═════ DATA EXTRACT ═════

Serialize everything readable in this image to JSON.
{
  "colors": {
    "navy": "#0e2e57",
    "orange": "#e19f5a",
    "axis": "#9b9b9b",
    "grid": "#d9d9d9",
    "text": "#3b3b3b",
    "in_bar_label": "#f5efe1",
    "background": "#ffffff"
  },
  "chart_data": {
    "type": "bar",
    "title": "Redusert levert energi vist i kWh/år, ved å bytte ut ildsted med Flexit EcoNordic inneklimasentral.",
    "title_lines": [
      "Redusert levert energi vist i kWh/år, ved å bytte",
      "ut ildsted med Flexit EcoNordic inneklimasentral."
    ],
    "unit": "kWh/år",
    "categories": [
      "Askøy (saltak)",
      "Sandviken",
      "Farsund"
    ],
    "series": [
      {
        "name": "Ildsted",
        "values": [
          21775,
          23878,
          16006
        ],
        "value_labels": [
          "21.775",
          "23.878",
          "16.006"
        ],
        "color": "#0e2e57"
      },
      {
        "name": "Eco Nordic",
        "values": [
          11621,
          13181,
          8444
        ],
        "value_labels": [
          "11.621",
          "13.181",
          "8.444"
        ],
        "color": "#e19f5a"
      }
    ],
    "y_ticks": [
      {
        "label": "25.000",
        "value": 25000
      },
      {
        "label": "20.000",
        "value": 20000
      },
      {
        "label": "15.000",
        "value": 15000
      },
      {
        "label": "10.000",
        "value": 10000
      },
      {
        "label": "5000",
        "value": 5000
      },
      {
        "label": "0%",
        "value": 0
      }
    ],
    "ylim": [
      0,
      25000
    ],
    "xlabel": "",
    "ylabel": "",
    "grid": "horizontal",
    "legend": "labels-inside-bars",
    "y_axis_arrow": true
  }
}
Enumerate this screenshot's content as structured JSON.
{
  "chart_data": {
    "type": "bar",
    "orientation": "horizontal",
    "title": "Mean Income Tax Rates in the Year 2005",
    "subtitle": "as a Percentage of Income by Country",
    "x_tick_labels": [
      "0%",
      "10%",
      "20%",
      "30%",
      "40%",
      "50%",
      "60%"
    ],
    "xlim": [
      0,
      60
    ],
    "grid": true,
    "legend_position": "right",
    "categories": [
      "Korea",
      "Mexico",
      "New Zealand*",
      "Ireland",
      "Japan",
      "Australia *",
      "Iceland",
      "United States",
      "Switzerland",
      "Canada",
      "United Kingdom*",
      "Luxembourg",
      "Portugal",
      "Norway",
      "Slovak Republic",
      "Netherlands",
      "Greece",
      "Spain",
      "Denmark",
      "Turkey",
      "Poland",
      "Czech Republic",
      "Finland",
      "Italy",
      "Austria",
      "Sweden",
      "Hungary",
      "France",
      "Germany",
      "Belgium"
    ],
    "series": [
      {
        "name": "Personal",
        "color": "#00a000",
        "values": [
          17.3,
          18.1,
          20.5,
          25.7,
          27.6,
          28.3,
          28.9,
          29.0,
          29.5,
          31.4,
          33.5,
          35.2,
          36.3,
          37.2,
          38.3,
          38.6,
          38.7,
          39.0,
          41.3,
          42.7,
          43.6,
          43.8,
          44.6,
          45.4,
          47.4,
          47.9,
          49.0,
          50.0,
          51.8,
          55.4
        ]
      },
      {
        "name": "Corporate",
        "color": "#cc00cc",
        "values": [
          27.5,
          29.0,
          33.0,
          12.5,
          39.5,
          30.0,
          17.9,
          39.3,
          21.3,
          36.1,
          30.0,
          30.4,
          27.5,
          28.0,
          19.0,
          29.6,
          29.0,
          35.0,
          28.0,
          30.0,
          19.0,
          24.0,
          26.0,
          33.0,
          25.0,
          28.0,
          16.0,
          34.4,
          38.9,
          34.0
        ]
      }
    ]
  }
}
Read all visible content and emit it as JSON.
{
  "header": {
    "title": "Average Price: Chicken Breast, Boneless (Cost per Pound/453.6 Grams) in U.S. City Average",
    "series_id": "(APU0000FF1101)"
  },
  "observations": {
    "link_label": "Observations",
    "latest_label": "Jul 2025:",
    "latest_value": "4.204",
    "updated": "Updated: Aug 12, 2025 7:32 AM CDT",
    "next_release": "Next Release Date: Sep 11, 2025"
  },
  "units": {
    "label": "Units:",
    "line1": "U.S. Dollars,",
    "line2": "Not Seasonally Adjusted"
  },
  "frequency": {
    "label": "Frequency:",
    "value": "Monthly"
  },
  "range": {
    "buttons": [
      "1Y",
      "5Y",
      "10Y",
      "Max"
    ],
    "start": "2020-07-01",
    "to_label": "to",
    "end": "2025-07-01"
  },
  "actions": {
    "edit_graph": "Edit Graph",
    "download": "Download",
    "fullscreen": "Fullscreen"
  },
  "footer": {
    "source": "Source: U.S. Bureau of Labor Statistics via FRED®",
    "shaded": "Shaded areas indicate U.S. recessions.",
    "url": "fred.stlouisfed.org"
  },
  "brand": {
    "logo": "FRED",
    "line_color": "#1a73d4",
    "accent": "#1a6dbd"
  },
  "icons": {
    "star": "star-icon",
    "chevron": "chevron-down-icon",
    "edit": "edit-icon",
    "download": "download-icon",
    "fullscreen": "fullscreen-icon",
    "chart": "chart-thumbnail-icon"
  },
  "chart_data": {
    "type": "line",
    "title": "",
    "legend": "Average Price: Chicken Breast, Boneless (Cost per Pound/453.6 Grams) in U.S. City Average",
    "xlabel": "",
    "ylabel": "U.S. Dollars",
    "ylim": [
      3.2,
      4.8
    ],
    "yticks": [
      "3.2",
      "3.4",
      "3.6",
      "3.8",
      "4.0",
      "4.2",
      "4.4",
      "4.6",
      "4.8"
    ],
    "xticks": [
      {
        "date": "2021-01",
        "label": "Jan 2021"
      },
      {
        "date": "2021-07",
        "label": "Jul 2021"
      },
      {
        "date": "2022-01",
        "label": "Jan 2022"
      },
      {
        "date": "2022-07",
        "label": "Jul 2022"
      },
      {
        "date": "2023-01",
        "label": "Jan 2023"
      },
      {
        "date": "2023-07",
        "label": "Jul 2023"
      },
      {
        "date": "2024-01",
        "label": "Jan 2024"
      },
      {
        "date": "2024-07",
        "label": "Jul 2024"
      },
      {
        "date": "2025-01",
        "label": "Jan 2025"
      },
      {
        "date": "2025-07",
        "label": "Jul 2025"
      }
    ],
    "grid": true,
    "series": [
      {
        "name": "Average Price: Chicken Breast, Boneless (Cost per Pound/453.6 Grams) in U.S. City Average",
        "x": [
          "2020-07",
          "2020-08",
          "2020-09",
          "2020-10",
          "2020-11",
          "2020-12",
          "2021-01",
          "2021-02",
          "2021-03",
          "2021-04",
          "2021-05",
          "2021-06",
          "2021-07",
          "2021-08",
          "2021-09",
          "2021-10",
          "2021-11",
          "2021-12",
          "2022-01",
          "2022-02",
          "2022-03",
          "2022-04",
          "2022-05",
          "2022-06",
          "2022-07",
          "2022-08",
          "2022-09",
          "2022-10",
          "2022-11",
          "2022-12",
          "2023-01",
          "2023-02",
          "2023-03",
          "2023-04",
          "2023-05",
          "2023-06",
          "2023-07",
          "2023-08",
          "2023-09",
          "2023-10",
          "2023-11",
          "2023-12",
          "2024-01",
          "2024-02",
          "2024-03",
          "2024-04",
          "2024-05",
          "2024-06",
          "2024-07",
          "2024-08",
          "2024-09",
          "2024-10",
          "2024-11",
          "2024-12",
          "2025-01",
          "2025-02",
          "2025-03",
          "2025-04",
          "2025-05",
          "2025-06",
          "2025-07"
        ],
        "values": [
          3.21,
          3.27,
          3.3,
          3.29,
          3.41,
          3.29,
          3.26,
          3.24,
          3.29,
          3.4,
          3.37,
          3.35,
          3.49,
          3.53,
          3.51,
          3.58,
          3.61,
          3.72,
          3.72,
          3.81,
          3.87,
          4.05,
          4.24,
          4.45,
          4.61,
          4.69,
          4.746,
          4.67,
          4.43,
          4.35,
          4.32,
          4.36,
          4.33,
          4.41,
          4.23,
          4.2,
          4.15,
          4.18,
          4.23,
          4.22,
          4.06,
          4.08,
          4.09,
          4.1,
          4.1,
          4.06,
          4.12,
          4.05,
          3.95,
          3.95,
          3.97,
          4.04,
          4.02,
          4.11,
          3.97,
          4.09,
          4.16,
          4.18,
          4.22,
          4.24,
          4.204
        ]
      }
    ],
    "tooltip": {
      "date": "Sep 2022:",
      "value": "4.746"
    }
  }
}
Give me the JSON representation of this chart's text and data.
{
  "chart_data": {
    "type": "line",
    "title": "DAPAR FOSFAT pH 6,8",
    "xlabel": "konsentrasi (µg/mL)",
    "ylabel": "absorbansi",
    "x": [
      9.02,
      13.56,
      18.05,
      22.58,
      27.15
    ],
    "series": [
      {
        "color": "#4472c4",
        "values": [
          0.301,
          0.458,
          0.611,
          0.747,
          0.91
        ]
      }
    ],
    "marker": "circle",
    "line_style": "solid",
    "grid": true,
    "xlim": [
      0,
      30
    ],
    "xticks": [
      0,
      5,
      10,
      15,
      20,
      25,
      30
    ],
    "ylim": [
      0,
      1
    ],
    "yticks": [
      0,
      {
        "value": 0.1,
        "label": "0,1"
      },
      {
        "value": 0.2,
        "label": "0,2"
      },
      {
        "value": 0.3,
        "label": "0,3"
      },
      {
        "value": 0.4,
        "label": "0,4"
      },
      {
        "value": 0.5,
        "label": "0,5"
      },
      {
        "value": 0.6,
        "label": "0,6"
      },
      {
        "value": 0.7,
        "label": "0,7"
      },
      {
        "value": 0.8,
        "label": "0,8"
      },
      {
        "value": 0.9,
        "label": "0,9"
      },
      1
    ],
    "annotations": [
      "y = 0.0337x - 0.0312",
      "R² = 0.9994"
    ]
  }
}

═════

## THE EXERCISE
From the data above, show each line that contains "Pound".

## RESULT
    "title": "Average Price: Chicken Breast, Boneless (Cost per Pound/453.6 Grams) in U.S. City Average",
    "legend": "Average Price: Chicken Breast, Boneless (Cost per Pound/453.6 Grams) in U.S. City Average",
        "name": "Average Price: Chicken Breast, Boneless (Cost per Pound/453.6 Grams) in U.S. City Average",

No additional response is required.